Identify all lines of the data containing the string "এসএসস" and copy them.

++++++++++

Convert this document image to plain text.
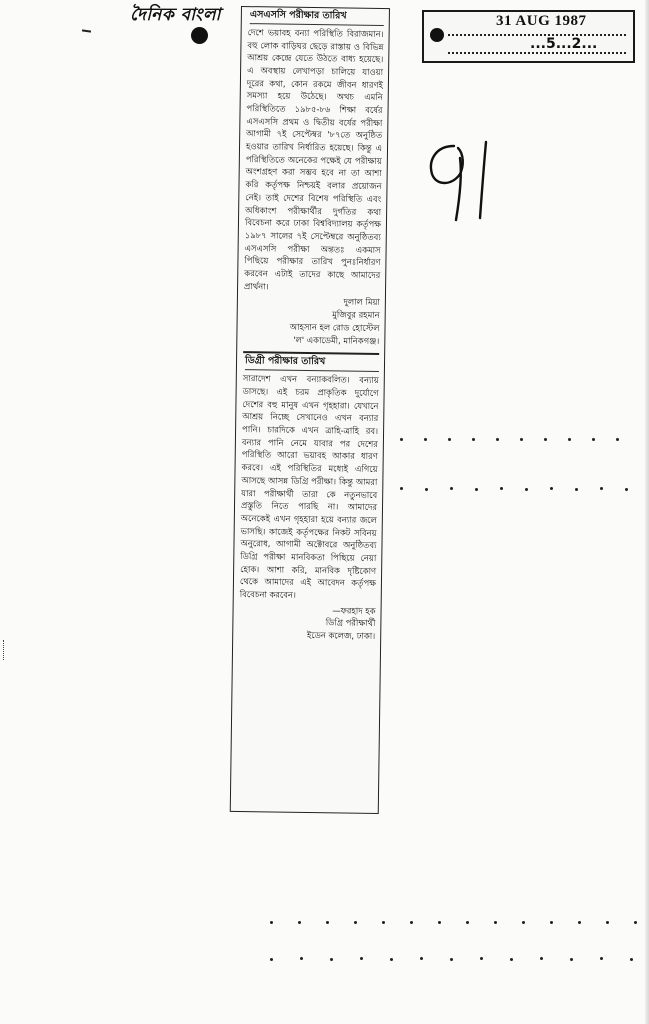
দৈনিক বাংলা	31 AUG 1987
...5...2...
এসএসসি পরীক্ষার তারিখ
দেশে ভয়াবহ বন্যা পরিস্থিতি বিরাজমান। বহু লোক বাড়িঘর ছেড়ে রাস্তায় ও বিভিন্ন আশ্রয় কেন্দ্রে যেতে উঠতে বাধ্য হয়েছে। এ অবস্থায় লেখাপড়া চালিয়ে যাওয়া দূরের কথা, কোন রকমে জীবন ধারণই সমস্যা হয়ে উঠেছে। অথচ এমনি পরিস্থিতিতে ১৯৮৫-৮৬ শিক্ষা বর্ষের এসএসসি প্রথম ও দ্বিতীয় বর্ষের পরীক্ষা আগামী ৭ই সেপ্টেম্বর '৮৭তে অনুষ্ঠিত হওয়ার তারিখ নির্ধারিত হয়েছে। কিন্তু এ পরিস্থিতিতে অনেকের পক্ষেই যে পরীক্ষায় অংশগ্রহণ করা সম্ভব হবে না তা আশা করি কর্তৃপক্ষ নিশ্চয়ই বলার প্রয়োজন নেই। তাই দেশের বিশেষ পরিস্থিতি এবং অধিকাংশ পরীক্ষার্থীর দুর্গতির কথা বিবেচনা করে ঢাকা বিশ্ববিদ্যালয় কর্তৃপক্ষ ১৯৮৭ সালের ৭ই সেপ্টেম্বরে অনুষ্ঠিতব্য এসএসসি পরীক্ষা অন্ততঃ একমাস পিছিয়ে পরীক্ষার তারিখ পুনঃনির্ধারণ করবেন এটাই তাদের কাছে আমাদের প্রার্থনা।
দুলাল মিয়া
মুজিবুর রহমান
আহসান হল রোড হোস্টেল
'ল' একাডেমী, মানিকগঞ্জ।
ডিগ্রী পরীক্ষার তারিখ
সারাদেশ এখন বন্যাকবলিত। বন্যায় ডাসছে। এই চরম প্রাকৃতিক দুর্যোগে দেশের বহু মানুষ এখন গৃহহারা। যেখানে আশ্রয় নিচ্ছে সেখানেও এখন বন্যার পানি। চারদিকে এখন ত্রাহি-ত্রাহি রব। বন্যার পানি নেমে যাবার পর দেশের পরিস্থিতি আরো ভয়াবহ আকার ধারণ করবে। এই পরিস্থিতির মধ্যেই এগিয়ে আসছে আসন্ন ডিগ্রি পরীক্ষা। কিন্তু আমরা যারা পরীক্ষার্থী তারা কে নতুনভাবে প্রস্তুতি নিতে পারছি না। আমাদের অনেকেই এখন গৃহহারা হয়ে বন্যার জলে ভাসছি। কাজেই কর্তৃপক্ষের নিকট সবিনয় অনুরোধ, আগামী অক্টোবরে অনুষ্ঠিতব্য ডিগ্রি পরীক্ষা মানবিকতা পিছিয়ে নেয়া হোক। আশা করি, মানবিক দৃষ্টিকোণ থেকে আমাদের এই আবেদন কর্তৃপক্ষ বিবেচনা করবেন।
—ফরহাদ হক
ডিগ্রি পরীক্ষার্থী
ইডেন কলেজ, ঢাকা।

++++++++++

Exercise response =
এসএসসি পরীক্ষার তারিখ
দেশে ভয়াবহ বন্যা পরিস্থিতি বিরাজমান। বহু লোক বাড়িঘর ছেড়ে রাস্তায় ও বিভিন্ন আশ্রয় কেন্দ্রে যেতে উঠতে বাধ্য হয়েছে। এ অবস্থায় লেখাপড়া চালিয়ে যাওয়া দূরের কথা, কোন রকমে জীবন ধারণই সমস্যা হয়ে উঠেছে। অথচ এমনি পরিস্থিতিতে ১৯৮৫-৮৬ শিক্ষা বর্ষের এসএসসি প্রথম ও দ্বিতীয় বর্ষের পরীক্ষা আগামী ৭ই সেপ্টেম্বর '৮৭তে অনুষ্ঠিত হওয়ার তারিখ নির্ধারিত হয়েছে। কিন্তু এ পরিস্থিতিতে অনেকের পক্ষেই যে পরীক্ষায় অংশগ্রহণ করা সম্ভব হবে না তা আশা করি কর্তৃপক্ষ নিশ্চয়ই বলার প্রয়োজন নেই। তাই দেশের বিশেষ পরিস্থিতি এবং অধিকাংশ পরীক্ষার্থীর দুর্গতির কথা বিবেচনা করে ঢাকা বিশ্ববিদ্যালয় কর্তৃপক্ষ ১৯৮৭ সালের ৭ই সেপ্টেম্বরে অনুষ্ঠিতব্য এসএসসি পরীক্ষা অন্ততঃ একমাস পিছিয়ে পরীক্ষার তারিখ পুনঃনির্ধারণ করবেন এটাই তাদের কাছে আমাদের প্রার্থনা।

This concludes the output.